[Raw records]
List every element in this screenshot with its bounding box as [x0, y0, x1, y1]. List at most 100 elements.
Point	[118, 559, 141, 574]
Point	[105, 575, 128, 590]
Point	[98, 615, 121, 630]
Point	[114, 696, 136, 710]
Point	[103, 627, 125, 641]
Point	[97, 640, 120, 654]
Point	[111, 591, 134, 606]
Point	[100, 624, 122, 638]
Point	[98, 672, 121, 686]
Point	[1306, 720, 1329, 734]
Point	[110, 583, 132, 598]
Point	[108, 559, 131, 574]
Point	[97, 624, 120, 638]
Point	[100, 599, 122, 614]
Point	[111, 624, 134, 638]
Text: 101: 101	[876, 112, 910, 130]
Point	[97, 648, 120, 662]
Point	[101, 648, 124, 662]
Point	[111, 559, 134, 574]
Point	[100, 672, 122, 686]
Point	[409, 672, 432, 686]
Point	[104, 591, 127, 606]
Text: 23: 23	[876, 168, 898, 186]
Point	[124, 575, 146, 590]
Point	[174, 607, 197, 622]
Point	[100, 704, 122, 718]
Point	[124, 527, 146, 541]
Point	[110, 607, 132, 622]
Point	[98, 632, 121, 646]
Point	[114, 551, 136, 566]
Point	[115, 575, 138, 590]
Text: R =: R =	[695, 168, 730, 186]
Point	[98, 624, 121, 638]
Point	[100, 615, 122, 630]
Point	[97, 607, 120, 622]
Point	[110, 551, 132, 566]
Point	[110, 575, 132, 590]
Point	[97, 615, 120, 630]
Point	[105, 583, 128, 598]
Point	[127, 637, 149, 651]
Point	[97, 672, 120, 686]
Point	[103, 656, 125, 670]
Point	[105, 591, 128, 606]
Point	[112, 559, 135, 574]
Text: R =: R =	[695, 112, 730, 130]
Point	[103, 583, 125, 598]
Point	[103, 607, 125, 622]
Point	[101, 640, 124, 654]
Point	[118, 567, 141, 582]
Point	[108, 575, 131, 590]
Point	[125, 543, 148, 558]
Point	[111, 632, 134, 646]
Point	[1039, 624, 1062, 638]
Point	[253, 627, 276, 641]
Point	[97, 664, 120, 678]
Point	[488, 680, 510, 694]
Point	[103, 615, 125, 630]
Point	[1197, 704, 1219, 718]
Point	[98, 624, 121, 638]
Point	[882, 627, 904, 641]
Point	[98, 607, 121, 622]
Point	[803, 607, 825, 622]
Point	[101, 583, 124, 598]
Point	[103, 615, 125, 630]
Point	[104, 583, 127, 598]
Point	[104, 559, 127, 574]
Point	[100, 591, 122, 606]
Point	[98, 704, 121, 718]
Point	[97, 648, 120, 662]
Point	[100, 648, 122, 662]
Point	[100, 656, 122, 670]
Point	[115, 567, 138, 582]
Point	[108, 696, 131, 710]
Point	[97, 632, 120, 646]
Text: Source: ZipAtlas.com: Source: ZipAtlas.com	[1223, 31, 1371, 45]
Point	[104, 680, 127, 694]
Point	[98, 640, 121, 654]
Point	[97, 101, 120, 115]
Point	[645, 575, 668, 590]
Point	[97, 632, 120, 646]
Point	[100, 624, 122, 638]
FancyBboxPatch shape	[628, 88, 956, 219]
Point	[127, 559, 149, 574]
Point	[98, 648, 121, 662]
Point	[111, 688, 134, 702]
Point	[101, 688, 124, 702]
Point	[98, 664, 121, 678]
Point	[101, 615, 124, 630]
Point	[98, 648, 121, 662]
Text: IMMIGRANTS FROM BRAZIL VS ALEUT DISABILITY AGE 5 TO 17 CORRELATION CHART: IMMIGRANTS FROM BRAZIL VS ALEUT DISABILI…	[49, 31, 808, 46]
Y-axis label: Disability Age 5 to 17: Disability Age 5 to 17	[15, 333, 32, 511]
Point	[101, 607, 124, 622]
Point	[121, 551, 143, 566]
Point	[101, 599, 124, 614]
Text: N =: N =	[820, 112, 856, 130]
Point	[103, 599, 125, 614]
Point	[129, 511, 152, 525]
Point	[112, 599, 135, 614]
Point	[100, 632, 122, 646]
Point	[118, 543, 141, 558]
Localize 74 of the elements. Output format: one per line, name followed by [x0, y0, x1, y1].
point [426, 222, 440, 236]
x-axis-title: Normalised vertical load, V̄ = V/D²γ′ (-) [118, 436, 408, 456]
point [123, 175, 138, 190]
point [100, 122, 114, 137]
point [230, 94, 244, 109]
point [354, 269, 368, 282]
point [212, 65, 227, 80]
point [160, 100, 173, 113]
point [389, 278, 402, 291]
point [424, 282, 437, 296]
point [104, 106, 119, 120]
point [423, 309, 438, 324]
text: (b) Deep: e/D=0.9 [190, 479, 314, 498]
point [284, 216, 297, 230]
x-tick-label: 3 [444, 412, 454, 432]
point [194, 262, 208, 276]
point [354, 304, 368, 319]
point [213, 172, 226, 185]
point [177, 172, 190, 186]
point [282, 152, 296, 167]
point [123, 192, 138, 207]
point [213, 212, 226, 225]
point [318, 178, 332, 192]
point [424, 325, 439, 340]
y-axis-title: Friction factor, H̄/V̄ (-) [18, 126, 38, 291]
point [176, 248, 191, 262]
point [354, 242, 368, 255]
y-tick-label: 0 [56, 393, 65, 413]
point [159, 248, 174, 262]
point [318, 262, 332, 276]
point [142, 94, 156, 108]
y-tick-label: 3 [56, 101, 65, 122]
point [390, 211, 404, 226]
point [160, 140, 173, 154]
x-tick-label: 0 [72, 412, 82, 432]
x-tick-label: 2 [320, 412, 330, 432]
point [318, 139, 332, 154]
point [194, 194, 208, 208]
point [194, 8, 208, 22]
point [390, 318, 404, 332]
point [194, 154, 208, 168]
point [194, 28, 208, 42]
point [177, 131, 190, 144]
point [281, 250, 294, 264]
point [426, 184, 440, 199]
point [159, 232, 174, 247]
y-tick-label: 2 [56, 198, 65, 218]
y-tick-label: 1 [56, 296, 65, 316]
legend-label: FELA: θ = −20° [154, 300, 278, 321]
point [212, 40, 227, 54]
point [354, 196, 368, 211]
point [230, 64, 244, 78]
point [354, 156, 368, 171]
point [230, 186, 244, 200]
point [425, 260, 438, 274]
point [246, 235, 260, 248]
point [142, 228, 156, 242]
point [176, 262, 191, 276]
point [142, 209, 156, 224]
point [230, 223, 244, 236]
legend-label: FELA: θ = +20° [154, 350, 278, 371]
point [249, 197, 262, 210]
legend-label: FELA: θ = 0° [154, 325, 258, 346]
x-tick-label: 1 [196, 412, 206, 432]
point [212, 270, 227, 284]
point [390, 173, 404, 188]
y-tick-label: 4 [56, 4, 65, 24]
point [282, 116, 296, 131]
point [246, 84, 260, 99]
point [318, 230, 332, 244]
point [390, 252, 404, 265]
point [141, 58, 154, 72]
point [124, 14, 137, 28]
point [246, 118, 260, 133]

== EXERCISE INSTRUCTIONS ==
Please edit the material above by changing every "legend-label" to "legend-entry", leaving everything else as it is.

== CORRECT RESPONSE ==
List every element in this screenshot with its bounding box as [x0, y0, x1, y1]. List at most 100 elements.
Point	[118, 559, 141, 574]
Point	[105, 575, 128, 590]
Point	[98, 615, 121, 630]
Point	[114, 696, 136, 710]
Point	[103, 627, 125, 641]
Point	[97, 640, 120, 654]
Point	[111, 591, 134, 606]
Point	[100, 624, 122, 638]
Point	[98, 672, 121, 686]
Point	[1306, 720, 1329, 734]
Point	[110, 583, 132, 598]
Point	[108, 559, 131, 574]
Point	[97, 624, 120, 638]
Point	[100, 599, 122, 614]
Point	[111, 624, 134, 638]
Text: 101: 101	[876, 112, 910, 130]
Point	[97, 648, 120, 662]
Point	[101, 648, 124, 662]
Point	[111, 559, 134, 574]
Point	[100, 672, 122, 686]
Point	[409, 672, 432, 686]
Point	[104, 591, 127, 606]
Text: 23: 23	[876, 168, 898, 186]
Point	[124, 575, 146, 590]
Point	[174, 607, 197, 622]
Point	[100, 704, 122, 718]
Point	[124, 527, 146, 541]
Point	[110, 607, 132, 622]
Point	[98, 632, 121, 646]
Point	[114, 551, 136, 566]
Point	[115, 575, 138, 590]
Text: R =: R =	[695, 168, 730, 186]
Point	[98, 624, 121, 638]
Point	[100, 615, 122, 630]
Point	[97, 607, 120, 622]
Point	[110, 551, 132, 566]
Point	[110, 575, 132, 590]
Point	[97, 615, 120, 630]
Point	[105, 583, 128, 598]
Point	[127, 637, 149, 651]
Point	[97, 672, 120, 686]
Point	[103, 656, 125, 670]
Point	[105, 591, 128, 606]
Point	[112, 559, 135, 574]
Text: R =: R =	[695, 112, 730, 130]
Point	[103, 583, 125, 598]
Point	[103, 607, 125, 622]
Point	[101, 640, 124, 654]
Point	[118, 567, 141, 582]
Point	[108, 575, 131, 590]
Point	[125, 543, 148, 558]
Point	[111, 632, 134, 646]
Point	[1039, 624, 1062, 638]
Point	[253, 627, 276, 641]
Point	[97, 664, 120, 678]
Point	[488, 680, 510, 694]
Point	[103, 615, 125, 630]
Point	[1197, 704, 1219, 718]
Point	[98, 624, 121, 638]
Point	[882, 627, 904, 641]
Point	[98, 607, 121, 622]
Point	[803, 607, 825, 622]
Point	[101, 583, 124, 598]
Point	[103, 615, 125, 630]
Point	[104, 583, 127, 598]
Point	[104, 559, 127, 574]
Point	[100, 591, 122, 606]
Point	[98, 704, 121, 718]
Point	[97, 648, 120, 662]
Point	[100, 648, 122, 662]
Point	[100, 656, 122, 670]
Point	[115, 567, 138, 582]
Point	[108, 696, 131, 710]
Point	[97, 632, 120, 646]
Text: Source: ZipAtlas.com: Source: ZipAtlas.com	[1223, 31, 1371, 45]
Point	[104, 680, 127, 694]
Point	[98, 640, 121, 654]
Point	[97, 101, 120, 115]
Point	[645, 575, 668, 590]
Point	[97, 632, 120, 646]
Point	[100, 624, 122, 638]
FancyBboxPatch shape	[628, 88, 956, 219]
Point	[127, 559, 149, 574]
Point	[98, 648, 121, 662]
Point	[111, 688, 134, 702]
Point	[101, 688, 124, 702]
Point	[98, 664, 121, 678]
Point	[101, 615, 124, 630]
Point	[98, 648, 121, 662]
Text: IMMIGRANTS FROM BRAZIL VS ALEUT DISABILITY AGE 5 TO 17 CORRELATION CHART: IMMIGRANTS FROM BRAZIL VS ALEUT DISABILI…	[49, 31, 808, 46]
Y-axis label: Disability Age 5 to 17: Disability Age 5 to 17	[15, 333, 32, 511]
Point	[101, 607, 124, 622]
Point	[121, 551, 143, 566]
Point	[101, 599, 124, 614]
Text: N =: N =	[820, 112, 856, 130]
Point	[103, 599, 125, 614]
Point	[129, 511, 152, 525]
Point	[112, 599, 135, 614]
Point	[100, 632, 122, 646]
Point	[118, 543, 141, 558]
Localize 74 of the elements. Output format: one per line, name followed by [x0, y0, x1, y1].
point [426, 222, 440, 236]
x-axis-title: Normalised vertical load, V̄ = V/D²γ′ (-) [118, 436, 408, 456]
point [123, 175, 138, 190]
point [100, 122, 114, 137]
point [230, 94, 244, 109]
point [354, 269, 368, 282]
point [212, 65, 227, 80]
point [160, 100, 173, 113]
point [389, 278, 402, 291]
point [424, 282, 437, 296]
point [104, 106, 119, 120]
point [423, 309, 438, 324]
text: (b) Deep: e/D=0.9 [190, 479, 314, 498]
point [284, 216, 297, 230]
x-tick-label: 3 [444, 412, 454, 432]
point [194, 262, 208, 276]
point [354, 304, 368, 319]
point [213, 172, 226, 185]
point [177, 172, 190, 186]
point [282, 152, 296, 167]
point [123, 192, 138, 207]
point [213, 212, 226, 225]
point [318, 178, 332, 192]
point [424, 325, 439, 340]
y-axis-title: Friction factor, H̄/V̄ (-) [18, 126, 38, 291]
point [176, 248, 191, 262]
point [354, 242, 368, 255]
y-tick-label: 0 [56, 393, 65, 413]
point [159, 248, 174, 262]
point [318, 262, 332, 276]
point [142, 94, 156, 108]
y-tick-label: 3 [56, 101, 65, 122]
point [390, 211, 404, 226]
point [160, 140, 173, 154]
x-tick-label: 0 [72, 412, 82, 432]
x-tick-label: 2 [320, 412, 330, 432]
point [318, 139, 332, 154]
point [194, 194, 208, 208]
point [194, 8, 208, 22]
point [390, 318, 404, 332]
point [194, 154, 208, 168]
point [194, 28, 208, 42]
point [177, 131, 190, 144]
point [281, 250, 294, 264]
point [426, 184, 440, 199]
point [159, 232, 174, 247]
y-tick-label: 2 [56, 198, 65, 218]
y-tick-label: 1 [56, 296, 65, 316]
legend-entry: FELA: θ = −20° [154, 300, 278, 321]
point [212, 40, 227, 54]
point [354, 196, 368, 211]
point [230, 64, 244, 78]
point [354, 156, 368, 171]
point [230, 186, 244, 200]
point [425, 260, 438, 274]
point [246, 235, 260, 248]
point [142, 228, 156, 242]
point [176, 262, 191, 276]
point [142, 209, 156, 224]
point [230, 223, 244, 236]
legend-entry: FELA: θ = +20° [154, 350, 278, 371]
point [249, 197, 262, 210]
legend-entry: FELA: θ = 0° [154, 325, 258, 346]
x-tick-label: 1 [196, 412, 206, 432]
point [212, 270, 227, 284]
point [390, 173, 404, 188]
y-tick-label: 4 [56, 4, 65, 24]
point [282, 116, 296, 131]
point [246, 84, 260, 99]
point [318, 230, 332, 244]
point [390, 252, 404, 265]
point [141, 58, 154, 72]
point [124, 14, 137, 28]
point [246, 118, 260, 133]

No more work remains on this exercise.